- [Job]: Give the records back in full, exactly as they read.

- [Exercise materials]:
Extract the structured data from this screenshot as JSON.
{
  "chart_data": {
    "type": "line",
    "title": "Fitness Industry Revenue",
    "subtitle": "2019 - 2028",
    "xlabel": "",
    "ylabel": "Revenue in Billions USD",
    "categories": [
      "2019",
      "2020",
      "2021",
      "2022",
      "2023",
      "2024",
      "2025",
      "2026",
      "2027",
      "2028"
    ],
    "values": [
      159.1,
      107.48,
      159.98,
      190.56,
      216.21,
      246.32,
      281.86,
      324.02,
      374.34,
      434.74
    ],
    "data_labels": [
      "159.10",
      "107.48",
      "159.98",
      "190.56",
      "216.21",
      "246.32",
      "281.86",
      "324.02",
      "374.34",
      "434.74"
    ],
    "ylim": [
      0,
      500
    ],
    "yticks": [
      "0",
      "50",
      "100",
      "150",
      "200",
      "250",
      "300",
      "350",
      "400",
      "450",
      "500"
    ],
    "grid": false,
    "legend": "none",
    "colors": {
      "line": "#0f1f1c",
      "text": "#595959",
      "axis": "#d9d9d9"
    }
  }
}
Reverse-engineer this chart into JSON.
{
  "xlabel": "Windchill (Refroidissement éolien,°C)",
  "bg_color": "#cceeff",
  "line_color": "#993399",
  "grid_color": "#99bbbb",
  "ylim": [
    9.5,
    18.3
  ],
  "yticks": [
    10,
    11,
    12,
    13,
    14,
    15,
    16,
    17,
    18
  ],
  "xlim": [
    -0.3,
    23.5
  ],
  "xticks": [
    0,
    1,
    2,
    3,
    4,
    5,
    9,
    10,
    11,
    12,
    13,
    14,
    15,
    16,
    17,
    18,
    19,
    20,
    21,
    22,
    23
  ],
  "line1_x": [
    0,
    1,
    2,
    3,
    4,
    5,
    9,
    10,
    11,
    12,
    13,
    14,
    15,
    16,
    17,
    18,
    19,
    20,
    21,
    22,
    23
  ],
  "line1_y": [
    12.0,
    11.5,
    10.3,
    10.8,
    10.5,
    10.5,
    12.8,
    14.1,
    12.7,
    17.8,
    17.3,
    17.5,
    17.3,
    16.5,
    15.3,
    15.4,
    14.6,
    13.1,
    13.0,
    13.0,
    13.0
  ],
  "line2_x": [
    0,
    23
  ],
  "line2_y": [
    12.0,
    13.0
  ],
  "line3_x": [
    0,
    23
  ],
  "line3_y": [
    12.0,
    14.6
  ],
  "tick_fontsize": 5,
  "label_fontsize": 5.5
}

- [Completed exercise]:
Extract the structured data from this screenshot as JSON.
{
  "chart_data": {
    "type": "line",
    "title": "Fitness Industry Revenue",
    "subtitle": "2019 - 2028",
    "xlabel": "",
    "ylabel": "Revenue in Billions USD",
    "categories": [
      "2019",
      "2020",
      "2021",
      "2022",
      "2023",
      "2024",
      "2025",
      "2026",
      "2027",
      "2028"
    ],
    "values": [
      159.1,
      107.48,
      159.98,
      190.56,
      216.21,
      246.32,
      281.86,
      324.02,
      374.34,
      434.74
    ],
    "data_labels": [
      "159.10",
      "107.48",
      "159.98",
      "190.56",
      "216.21",
      "246.32",
      "281.86",
      "324.02",
      "374.34",
      "434.74"
    ],
    "ylim": [
      0,
      500
    ],
    "yticks": [
      "0",
      "50",
      "100",
      "150",
      "200",
      "250",
      "300",
      "350",
      "400",
      "450",
      "500"
    ],
    "grid": false,
    "legend": "none",
    "colors": {
      "line": "#0f1f1c",
      "text": "#595959",
      "axis": "#d9d9d9"
    }
  }
}
Reverse-engineer this chart into JSON.
{
  "xlabel": "Windchill (Refroidissement éolien,°C)",
  "bg_color": "#cceeff",
  "line_color": "#993399",
  "grid_color": "#99bbbb",
  "ylim": [
    9.5,
    18.3
  ],
  "yticks": [
    10,
    11,
    12,
    13,
    14,
    15,
    16,
    17,
    18
  ],
  "xlim": [
    -0.3,
    23.5
  ],
  "xticks": [
    0,
    1,
    2,
    3,
    4,
    5,
    9,
    10,
    11,
    12,
    13,
    14,
    15,
    16,
    17,
    18,
    19,
    20,
    21,
    22,
    23
  ],
  "line1_x": [
    0,
    1,
    2,
    3,
    4,
    5,
    9,
    10,
    11,
    12,
    13,
    14,
    15,
    16,
    17,
    18,
    19,
    20,
    21,
    22,
    23
  ],
  "line1_y": [
    12.0,
    11.5,
    10.3,
    10.8,
    10.5,
    10.5,
    12.8,
    14.1,
    12.7,
    17.8,
    17.3,
    17.5,
    17.3,
    16.5,
    15.3,
    15.4,
    14.6,
    13.1,
    13.0,
    13.0,
    13.0
  ],
  "line2_x": [
    0,
    23
  ],
  "line2_y": [
    12.0,
    13.0
  ],
  "line3_x": [
    0,
    23
  ],
  "line3_y": [
    12.0,
    14.6
  ],
  "tick_fontsize": 5,
  "label_fontsize": 5.5
}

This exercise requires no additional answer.